Written problem |
Search the data below for the word "Kagaku" and copy each line that holds it.

Entries supplied |
#####
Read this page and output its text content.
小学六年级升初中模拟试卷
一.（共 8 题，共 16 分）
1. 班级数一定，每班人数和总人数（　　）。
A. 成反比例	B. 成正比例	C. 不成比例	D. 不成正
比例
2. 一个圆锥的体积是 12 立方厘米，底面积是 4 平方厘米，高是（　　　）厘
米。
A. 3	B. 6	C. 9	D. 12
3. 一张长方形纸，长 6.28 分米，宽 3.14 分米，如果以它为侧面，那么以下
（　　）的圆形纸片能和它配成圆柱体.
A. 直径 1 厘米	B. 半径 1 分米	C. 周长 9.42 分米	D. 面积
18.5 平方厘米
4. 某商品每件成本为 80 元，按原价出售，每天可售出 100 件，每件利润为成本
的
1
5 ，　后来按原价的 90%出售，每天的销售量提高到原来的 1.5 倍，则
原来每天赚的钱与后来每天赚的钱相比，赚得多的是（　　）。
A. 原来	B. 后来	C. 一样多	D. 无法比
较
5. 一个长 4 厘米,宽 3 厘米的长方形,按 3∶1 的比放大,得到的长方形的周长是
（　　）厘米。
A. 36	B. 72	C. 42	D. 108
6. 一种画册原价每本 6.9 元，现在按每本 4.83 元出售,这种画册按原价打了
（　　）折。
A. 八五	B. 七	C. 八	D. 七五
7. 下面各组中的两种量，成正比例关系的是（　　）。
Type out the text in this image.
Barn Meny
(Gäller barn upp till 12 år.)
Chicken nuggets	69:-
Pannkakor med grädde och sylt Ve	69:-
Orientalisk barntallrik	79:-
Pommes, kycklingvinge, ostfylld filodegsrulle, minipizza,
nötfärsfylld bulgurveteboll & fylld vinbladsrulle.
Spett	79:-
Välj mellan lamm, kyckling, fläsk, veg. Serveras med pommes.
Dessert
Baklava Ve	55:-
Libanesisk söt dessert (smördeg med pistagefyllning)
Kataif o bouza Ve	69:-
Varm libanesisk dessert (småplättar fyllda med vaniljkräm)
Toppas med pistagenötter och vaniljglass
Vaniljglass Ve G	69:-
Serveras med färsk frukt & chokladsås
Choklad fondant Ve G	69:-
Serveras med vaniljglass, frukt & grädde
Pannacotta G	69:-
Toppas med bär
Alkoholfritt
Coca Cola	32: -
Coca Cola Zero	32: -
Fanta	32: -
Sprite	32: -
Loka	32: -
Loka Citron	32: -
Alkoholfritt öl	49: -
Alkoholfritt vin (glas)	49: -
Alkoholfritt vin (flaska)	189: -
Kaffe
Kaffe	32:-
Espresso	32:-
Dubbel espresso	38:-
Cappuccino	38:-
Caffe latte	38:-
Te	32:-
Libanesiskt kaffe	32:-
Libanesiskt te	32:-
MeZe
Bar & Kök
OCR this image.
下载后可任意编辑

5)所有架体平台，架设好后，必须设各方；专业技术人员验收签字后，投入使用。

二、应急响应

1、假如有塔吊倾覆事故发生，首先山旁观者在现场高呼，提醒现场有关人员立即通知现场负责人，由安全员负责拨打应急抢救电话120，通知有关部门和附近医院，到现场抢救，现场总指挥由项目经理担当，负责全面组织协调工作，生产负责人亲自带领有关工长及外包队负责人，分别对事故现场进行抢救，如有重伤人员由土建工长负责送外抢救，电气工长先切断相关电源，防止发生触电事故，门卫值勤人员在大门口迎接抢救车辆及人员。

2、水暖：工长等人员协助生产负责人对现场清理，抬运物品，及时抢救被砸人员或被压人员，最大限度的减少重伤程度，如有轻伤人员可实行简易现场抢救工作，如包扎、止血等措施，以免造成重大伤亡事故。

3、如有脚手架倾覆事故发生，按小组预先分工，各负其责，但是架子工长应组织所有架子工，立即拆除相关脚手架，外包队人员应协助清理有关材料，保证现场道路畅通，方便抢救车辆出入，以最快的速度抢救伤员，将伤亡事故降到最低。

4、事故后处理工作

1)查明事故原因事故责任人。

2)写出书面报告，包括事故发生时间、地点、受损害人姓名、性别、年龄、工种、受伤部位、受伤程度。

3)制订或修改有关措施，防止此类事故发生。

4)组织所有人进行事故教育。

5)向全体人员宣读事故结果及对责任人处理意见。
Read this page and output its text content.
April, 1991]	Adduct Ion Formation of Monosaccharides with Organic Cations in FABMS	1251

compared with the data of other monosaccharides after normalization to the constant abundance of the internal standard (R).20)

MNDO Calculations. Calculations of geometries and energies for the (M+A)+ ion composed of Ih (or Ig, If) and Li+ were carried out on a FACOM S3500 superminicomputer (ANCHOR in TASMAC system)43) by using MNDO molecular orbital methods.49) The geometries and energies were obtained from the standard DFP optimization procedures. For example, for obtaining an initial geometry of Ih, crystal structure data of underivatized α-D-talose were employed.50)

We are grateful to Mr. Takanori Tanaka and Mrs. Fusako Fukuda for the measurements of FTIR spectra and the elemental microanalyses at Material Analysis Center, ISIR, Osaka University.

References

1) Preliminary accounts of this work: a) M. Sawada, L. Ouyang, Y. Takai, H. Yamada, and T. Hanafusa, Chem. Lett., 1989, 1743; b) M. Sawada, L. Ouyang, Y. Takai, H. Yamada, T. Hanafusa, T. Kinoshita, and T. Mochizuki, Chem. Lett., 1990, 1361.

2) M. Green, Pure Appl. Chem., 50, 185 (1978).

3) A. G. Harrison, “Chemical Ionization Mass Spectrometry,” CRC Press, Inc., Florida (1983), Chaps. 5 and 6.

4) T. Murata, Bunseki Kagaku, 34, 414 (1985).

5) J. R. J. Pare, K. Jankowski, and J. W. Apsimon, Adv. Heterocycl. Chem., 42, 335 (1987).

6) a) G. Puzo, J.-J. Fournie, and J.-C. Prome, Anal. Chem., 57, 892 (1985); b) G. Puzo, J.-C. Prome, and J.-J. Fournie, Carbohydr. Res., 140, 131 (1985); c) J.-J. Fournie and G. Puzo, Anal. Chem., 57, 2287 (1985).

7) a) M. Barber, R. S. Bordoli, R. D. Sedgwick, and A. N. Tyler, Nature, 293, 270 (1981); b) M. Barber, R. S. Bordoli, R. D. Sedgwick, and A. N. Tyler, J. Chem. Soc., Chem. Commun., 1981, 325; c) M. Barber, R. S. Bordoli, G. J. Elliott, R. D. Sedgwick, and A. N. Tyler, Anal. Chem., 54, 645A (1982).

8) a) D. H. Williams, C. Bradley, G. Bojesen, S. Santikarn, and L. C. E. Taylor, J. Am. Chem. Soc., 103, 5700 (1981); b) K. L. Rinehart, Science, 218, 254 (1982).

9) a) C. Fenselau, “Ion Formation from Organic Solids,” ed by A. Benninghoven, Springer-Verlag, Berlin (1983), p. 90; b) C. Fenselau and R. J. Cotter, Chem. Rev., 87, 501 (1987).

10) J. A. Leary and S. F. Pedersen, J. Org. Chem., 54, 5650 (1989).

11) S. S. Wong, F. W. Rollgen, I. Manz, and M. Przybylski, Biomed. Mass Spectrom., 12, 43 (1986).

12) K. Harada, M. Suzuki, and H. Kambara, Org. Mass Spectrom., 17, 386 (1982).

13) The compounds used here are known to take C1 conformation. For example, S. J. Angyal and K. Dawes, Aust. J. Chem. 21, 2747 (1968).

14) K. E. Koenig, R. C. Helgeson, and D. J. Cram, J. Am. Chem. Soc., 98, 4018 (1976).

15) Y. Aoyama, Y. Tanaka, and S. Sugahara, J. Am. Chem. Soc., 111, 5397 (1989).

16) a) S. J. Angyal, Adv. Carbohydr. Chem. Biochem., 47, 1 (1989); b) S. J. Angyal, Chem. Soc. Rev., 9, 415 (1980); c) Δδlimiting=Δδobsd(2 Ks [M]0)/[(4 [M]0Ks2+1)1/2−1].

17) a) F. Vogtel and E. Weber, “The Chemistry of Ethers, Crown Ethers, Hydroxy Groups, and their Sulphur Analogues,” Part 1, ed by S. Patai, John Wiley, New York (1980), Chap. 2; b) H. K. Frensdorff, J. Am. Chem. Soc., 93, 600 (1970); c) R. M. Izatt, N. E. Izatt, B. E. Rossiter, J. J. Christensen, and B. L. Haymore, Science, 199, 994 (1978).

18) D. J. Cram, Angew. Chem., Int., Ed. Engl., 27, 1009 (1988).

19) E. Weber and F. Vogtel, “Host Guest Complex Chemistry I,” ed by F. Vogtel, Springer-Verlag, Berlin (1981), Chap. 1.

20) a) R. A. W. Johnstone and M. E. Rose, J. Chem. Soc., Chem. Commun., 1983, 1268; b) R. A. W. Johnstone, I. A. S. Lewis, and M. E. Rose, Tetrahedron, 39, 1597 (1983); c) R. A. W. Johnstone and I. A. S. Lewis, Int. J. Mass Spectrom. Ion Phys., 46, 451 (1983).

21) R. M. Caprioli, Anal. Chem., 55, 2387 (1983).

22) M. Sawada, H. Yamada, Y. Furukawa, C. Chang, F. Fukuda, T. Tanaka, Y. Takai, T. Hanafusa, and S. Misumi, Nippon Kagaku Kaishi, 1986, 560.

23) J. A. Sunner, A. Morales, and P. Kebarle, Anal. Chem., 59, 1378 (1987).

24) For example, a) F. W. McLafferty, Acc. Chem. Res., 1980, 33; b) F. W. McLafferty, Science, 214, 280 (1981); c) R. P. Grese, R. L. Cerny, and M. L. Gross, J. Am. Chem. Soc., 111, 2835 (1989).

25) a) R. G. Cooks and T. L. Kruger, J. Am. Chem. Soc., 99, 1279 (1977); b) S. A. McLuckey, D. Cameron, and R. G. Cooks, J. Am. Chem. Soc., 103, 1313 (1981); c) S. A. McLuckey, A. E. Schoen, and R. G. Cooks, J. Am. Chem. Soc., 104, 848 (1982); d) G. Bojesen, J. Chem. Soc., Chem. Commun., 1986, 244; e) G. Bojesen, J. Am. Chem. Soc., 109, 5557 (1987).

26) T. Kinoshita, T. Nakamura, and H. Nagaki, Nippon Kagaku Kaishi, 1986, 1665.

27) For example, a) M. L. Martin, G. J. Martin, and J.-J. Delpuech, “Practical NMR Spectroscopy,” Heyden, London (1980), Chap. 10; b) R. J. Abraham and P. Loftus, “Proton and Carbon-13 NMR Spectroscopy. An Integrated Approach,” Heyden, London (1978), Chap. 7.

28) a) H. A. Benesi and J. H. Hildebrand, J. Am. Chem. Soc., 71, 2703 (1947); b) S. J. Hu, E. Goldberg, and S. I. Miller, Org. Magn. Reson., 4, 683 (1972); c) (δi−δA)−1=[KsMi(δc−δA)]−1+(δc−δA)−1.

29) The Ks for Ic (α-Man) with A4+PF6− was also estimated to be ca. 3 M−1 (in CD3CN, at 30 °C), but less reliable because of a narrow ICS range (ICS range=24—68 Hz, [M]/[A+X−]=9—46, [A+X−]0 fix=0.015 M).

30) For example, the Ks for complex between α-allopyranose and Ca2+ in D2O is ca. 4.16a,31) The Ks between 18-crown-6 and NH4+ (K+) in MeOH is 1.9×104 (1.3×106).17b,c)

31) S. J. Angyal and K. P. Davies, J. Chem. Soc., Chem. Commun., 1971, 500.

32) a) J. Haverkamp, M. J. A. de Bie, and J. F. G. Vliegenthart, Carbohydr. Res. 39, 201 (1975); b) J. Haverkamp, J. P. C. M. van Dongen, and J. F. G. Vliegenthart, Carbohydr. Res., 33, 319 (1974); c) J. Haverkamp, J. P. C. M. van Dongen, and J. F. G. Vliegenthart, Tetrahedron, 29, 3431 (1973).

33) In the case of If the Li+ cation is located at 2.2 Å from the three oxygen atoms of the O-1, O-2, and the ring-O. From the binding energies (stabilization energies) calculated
#####
Output of the exercise |
4) T. Murata, Bunseki Kagaku, 34, 414 (1985).
22) M. Sawada, H. Yamada, Y. Furukawa, C. Chang, F. Fukuda, T. Tanaka, Y. Takai, T. Hanafusa, and S. Misumi, Nippon Kagaku Kaishi, 1986, 560.
26) T. Kinoshita, T. Nakamura, and H. Nagaki, Nippon Kagaku Kaishi, 1986, 1665.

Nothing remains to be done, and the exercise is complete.